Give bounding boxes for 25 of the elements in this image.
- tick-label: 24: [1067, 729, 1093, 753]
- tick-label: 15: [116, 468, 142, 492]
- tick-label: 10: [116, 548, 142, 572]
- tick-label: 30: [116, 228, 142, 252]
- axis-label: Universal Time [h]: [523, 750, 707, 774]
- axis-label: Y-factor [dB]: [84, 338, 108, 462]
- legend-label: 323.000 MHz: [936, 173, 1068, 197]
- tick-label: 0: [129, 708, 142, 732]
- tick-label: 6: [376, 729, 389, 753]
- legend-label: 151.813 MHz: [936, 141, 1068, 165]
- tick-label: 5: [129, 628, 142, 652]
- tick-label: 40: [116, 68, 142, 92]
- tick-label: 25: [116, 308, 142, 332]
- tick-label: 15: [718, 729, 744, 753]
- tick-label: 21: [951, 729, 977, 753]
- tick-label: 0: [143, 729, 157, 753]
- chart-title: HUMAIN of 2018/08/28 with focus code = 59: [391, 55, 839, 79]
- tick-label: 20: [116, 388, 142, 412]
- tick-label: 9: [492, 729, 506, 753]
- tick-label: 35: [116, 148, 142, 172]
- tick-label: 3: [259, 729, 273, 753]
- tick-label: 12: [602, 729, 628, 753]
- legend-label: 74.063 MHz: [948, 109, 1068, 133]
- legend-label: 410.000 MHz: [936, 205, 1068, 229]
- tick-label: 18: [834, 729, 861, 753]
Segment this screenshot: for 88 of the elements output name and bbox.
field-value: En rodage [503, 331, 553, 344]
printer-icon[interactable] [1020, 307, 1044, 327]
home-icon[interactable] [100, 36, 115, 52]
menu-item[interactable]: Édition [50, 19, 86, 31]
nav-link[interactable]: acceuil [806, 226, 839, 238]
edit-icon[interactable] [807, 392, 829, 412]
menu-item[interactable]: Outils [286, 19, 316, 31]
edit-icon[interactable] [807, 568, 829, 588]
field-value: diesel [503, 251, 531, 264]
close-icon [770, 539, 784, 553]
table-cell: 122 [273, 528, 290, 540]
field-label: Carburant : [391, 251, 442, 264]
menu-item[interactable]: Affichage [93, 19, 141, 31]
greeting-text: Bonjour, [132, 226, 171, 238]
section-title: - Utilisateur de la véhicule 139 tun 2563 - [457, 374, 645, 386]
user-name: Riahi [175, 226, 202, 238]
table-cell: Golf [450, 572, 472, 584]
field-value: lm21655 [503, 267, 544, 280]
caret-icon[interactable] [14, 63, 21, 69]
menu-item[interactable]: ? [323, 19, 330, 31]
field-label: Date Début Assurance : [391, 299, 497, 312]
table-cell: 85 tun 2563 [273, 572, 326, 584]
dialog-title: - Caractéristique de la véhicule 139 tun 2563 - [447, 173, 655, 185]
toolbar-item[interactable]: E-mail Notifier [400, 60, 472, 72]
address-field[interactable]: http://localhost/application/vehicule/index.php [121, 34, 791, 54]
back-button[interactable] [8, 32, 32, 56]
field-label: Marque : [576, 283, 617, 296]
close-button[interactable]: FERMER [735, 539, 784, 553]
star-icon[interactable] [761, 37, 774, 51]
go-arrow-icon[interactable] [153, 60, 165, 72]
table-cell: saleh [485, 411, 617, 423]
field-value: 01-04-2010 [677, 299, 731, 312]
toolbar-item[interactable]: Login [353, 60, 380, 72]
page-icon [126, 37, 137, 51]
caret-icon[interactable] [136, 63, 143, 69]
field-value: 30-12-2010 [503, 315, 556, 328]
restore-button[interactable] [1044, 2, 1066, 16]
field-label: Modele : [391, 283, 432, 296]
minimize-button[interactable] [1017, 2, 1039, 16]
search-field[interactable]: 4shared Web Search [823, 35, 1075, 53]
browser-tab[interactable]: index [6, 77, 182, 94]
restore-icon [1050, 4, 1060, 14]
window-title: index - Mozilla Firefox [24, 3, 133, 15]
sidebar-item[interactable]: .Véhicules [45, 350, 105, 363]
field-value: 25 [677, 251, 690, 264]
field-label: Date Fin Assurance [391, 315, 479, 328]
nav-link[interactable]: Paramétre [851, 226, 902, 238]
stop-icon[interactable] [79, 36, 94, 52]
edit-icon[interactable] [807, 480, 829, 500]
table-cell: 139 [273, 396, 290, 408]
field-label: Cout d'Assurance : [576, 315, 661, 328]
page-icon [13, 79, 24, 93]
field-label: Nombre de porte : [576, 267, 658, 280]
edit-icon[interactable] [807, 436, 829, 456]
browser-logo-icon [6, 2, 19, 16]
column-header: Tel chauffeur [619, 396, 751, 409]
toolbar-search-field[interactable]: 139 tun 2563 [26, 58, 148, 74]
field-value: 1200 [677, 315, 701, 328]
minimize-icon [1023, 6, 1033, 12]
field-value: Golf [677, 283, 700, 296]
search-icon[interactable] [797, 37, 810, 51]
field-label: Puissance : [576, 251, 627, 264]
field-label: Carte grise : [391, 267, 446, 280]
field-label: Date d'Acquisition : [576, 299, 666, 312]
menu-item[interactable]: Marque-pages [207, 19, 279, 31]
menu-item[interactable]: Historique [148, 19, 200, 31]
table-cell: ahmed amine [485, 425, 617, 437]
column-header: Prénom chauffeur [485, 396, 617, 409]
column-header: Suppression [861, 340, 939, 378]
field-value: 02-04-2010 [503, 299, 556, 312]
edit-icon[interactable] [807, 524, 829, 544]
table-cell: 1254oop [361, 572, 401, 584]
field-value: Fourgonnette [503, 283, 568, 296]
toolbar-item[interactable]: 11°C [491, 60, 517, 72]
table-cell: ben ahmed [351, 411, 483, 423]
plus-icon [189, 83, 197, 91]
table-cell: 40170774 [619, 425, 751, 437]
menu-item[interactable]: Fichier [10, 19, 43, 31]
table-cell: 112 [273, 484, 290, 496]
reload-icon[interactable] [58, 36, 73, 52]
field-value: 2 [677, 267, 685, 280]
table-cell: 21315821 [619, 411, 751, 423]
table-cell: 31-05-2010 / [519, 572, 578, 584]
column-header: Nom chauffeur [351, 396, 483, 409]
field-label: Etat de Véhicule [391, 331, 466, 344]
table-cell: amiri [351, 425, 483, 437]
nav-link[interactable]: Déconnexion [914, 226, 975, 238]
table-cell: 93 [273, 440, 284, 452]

Required task: Update the lines from the first one through the line containing "- tick-label: 18: [834, 729, 861, 753]" by changing every "legend-label" to "legend-entry" and leaving all else unchanged.

Solution below:
Give bounding boxes for 25 of the elements in this image.
- tick-label: 24: [1067, 729, 1093, 753]
- tick-label: 15: [116, 468, 142, 492]
- tick-label: 10: [116, 548, 142, 572]
- tick-label: 30: [116, 228, 142, 252]
- axis-label: Universal Time [h]: [523, 750, 707, 774]
- axis-label: Y-factor [dB]: [84, 338, 108, 462]
- legend-entry: 323.000 MHz: [936, 173, 1068, 197]
- tick-label: 0: [129, 708, 142, 732]
- tick-label: 6: [376, 729, 389, 753]
- legend-entry: 151.813 MHz: [936, 141, 1068, 165]
- tick-label: 5: [129, 628, 142, 652]
- tick-label: 40: [116, 68, 142, 92]
- tick-label: 25: [116, 308, 142, 332]
- tick-label: 15: [718, 729, 744, 753]
- tick-label: 21: [951, 729, 977, 753]
- tick-label: 0: [143, 729, 157, 753]
- chart-title: HUMAIN of 2018/08/28 with focus code = 59: [391, 55, 839, 79]
- tick-label: 20: [116, 388, 142, 412]
- tick-label: 9: [492, 729, 506, 753]
- tick-label: 35: [116, 148, 142, 172]
- tick-label: 3: [259, 729, 273, 753]
- tick-label: 12: [602, 729, 628, 753]
- legend-entry: 74.063 MHz: [948, 109, 1068, 133]
- legend-entry: 410.000 MHz: [936, 205, 1068, 229]
- tick-label: 18: [834, 729, 861, 753]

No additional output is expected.